Exercise description: Pick out each line of the records in which the word "قارورة" appears.

# start of Entries supplied

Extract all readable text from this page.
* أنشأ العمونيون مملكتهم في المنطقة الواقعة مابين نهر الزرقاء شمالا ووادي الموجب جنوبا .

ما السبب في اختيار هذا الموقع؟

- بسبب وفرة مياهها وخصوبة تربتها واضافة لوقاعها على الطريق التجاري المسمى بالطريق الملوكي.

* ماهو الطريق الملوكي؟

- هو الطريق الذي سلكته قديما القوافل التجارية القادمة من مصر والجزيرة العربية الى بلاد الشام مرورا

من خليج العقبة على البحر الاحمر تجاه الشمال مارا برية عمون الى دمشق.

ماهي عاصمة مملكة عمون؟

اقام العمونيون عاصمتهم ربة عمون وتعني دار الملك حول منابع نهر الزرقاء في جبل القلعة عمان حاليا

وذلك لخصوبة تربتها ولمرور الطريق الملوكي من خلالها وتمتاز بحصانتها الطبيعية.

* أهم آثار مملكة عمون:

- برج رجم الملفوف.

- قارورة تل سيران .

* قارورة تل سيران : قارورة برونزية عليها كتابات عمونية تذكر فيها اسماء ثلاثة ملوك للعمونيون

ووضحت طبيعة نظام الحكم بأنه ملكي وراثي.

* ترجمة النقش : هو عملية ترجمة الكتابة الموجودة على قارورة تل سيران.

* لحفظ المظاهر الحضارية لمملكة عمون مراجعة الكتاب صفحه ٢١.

# end of Entries supplied
# start of Entries supplied

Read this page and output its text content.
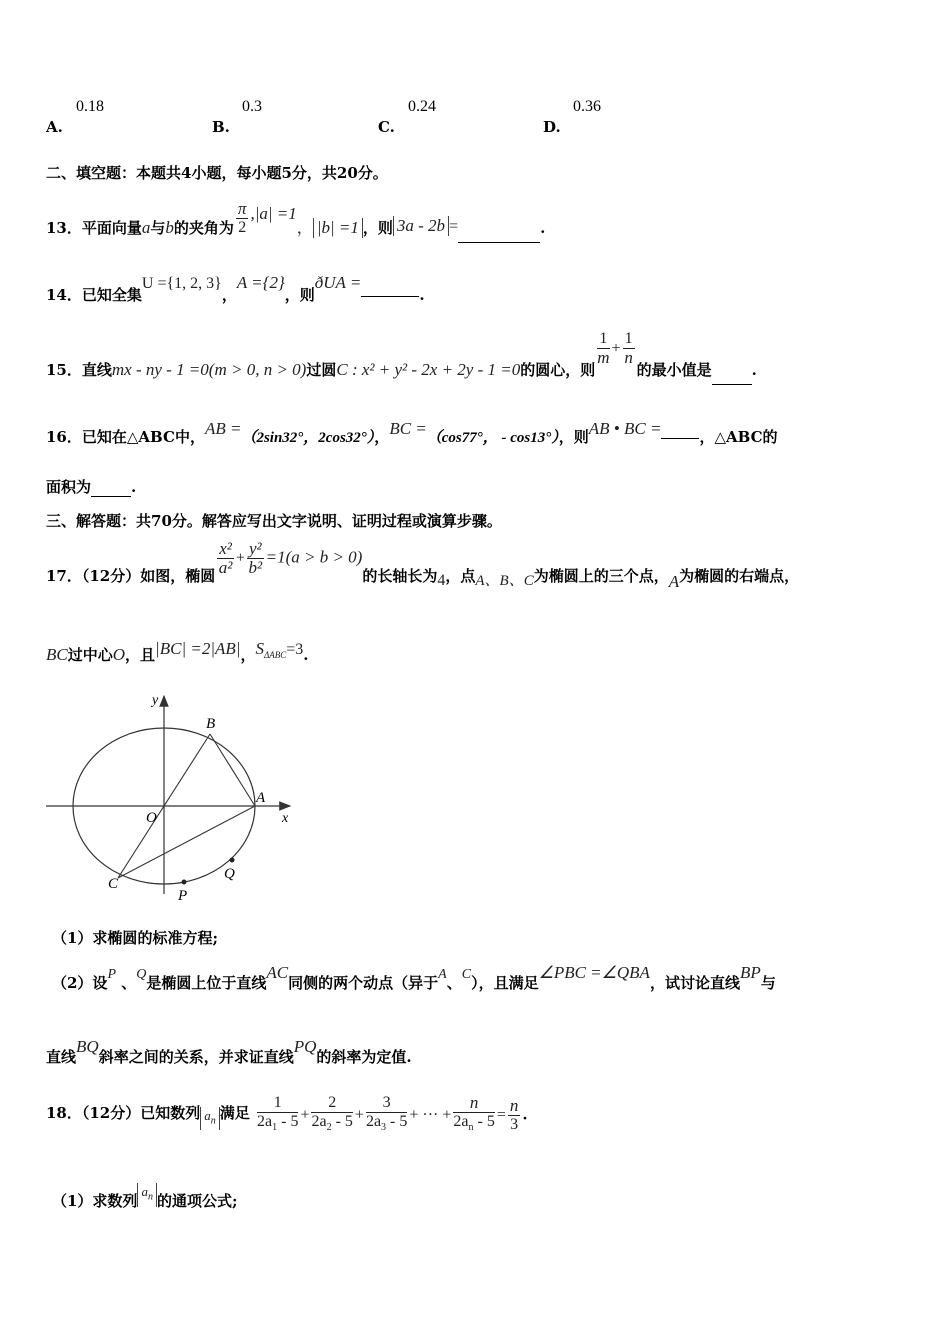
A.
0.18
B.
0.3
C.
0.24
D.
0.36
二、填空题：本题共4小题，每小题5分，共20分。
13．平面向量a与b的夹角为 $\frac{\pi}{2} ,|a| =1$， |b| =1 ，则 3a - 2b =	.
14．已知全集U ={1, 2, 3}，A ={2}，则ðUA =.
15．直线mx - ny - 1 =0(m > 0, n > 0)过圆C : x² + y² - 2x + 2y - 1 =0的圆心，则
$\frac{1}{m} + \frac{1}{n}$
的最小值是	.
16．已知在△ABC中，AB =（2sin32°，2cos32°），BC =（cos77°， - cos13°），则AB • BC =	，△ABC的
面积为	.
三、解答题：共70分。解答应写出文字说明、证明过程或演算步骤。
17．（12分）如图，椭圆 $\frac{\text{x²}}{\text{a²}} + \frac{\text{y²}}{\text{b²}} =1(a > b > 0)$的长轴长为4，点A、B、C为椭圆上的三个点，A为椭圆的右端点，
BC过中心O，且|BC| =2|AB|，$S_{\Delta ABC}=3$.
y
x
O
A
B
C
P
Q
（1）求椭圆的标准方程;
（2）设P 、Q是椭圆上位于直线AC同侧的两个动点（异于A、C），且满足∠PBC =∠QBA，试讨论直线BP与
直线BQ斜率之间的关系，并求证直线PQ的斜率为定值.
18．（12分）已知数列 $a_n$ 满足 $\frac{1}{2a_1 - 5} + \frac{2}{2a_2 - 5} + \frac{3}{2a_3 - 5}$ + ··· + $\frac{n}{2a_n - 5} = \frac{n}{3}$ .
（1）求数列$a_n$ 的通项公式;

# end of Entries supplied

Output for this exercise:
- قارورة تل سيران .
* قارورة تل سيران : قارورة برونزية عليها كتابات عمونية تذكر فيها اسماء ثلاثة ملوك للعمونيون
* ترجمة النقش : هو عملية ترجمة الكتابة الموجودة على قارورة تل سيران.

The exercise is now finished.